_Problem details_: All of the entries need to be written out again, exactly as they are.

Dataset records:
——————
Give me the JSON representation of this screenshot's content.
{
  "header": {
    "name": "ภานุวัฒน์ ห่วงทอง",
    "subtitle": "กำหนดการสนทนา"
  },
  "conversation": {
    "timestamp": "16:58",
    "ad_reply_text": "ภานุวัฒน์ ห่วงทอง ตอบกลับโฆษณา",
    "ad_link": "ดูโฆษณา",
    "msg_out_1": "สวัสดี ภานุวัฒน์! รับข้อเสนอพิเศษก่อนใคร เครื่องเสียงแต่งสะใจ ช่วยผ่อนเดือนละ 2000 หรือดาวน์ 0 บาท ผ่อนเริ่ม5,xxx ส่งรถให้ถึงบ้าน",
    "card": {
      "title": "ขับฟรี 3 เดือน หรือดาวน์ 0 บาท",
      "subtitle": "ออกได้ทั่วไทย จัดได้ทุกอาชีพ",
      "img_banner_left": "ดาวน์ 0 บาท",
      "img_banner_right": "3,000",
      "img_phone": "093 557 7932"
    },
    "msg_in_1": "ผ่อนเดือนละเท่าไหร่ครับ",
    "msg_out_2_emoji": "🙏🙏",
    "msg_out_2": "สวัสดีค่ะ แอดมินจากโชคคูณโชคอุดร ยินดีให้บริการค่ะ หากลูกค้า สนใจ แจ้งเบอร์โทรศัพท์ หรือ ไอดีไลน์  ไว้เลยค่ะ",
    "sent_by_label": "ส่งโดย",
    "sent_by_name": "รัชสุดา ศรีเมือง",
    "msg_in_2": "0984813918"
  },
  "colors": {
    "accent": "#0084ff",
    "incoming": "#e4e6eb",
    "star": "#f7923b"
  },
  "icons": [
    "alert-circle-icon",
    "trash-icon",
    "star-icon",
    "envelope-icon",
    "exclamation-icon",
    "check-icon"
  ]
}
——————
_Exercise result_:
Give me the JSON representation of this screenshot's content.
{
  "header": {
    "name": "ภานุวัฒน์ ห่วงทอง",
    "subtitle": "กำหนดการสนทนา"
  },
  "conversation": {
    "timestamp": "16:58",
    "ad_reply_text": "ภานุวัฒน์ ห่วงทอง ตอบกลับโฆษณา",
    "ad_link": "ดูโฆษณา",
    "msg_out_1": "สวัสดี ภานุวัฒน์! รับข้อเสนอพิเศษก่อนใคร เครื่องเสียงแต่งสะใจ ช่วยผ่อนเดือนละ 2000 หรือดาวน์ 0 บาท ผ่อนเริ่ม5,xxx ส่งรถให้ถึงบ้าน",
    "card": {
      "title": "ขับฟรี 3 เดือน หรือดาวน์ 0 บาท",
      "subtitle": "ออกได้ทั่วไทย จัดได้ทุกอาชีพ",
      "img_banner_left": "ดาวน์ 0 บาท",
      "img_banner_right": "3,000",
      "img_phone": "093 557 7932"
    },
    "msg_in_1": "ผ่อนเดือนละเท่าไหร่ครับ",
    "msg_out_2_emoji": "🙏🙏",
    "msg_out_2": "สวัสดีค่ะ แอดมินจากโชคคูณโชคอุดร ยินดีให้บริการค่ะ หากลูกค้า สนใจ แจ้งเบอร์โทรศัพท์ หรือ ไอดีไลน์  ไว้เลยค่ะ",
    "sent_by_label": "ส่งโดย",
    "sent_by_name": "รัชสุดา ศรีเมือง",
    "msg_in_2": "0984813918"
  },
  "colors": {
    "accent": "#0084ff",
    "incoming": "#e4e6eb",
    "star": "#f7923b"
  },
  "icons": [
    "alert-circle-icon",
    "trash-icon",
    "star-icon",
    "envelope-icon",
    "exclamation-icon",
    "check-icon"
  ]
}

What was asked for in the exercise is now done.